Material for this task
>>>>>
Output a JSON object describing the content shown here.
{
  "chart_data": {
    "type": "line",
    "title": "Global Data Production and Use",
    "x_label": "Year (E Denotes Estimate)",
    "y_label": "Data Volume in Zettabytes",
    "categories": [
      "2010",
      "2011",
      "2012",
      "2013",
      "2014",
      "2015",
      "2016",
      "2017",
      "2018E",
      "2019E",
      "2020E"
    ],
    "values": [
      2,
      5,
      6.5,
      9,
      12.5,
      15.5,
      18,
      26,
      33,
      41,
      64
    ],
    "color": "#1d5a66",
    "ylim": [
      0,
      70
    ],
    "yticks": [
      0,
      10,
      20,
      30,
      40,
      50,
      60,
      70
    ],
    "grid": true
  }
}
<<<<<
Exercise brief
Print the records above exactly as they appear.

Correct output
Output a JSON object describing the content shown here.
{
  "chart_data": {
    "type": "line",
    "title": "Global Data Production and Use",
    "x_label": "Year (E Denotes Estimate)",
    "y_label": "Data Volume in Zettabytes",
    "categories": [
      "2010",
      "2011",
      "2012",
      "2013",
      "2014",
      "2015",
      "2016",
      "2017",
      "2018E",
      "2019E",
      "2020E"
    ],
    "values": [
      2,
      5,
      6.5,
      9,
      12.5,
      15.5,
      18,
      26,
      33,
      41,
      64
    ],
    "color": "#1d5a66",
    "ylim": [
      0,
      70
    ],
    "yticks": [
      0,
      10,
      20,
      30,
      40,
      50,
      60,
      70
    ],
    "grid": true
  }
}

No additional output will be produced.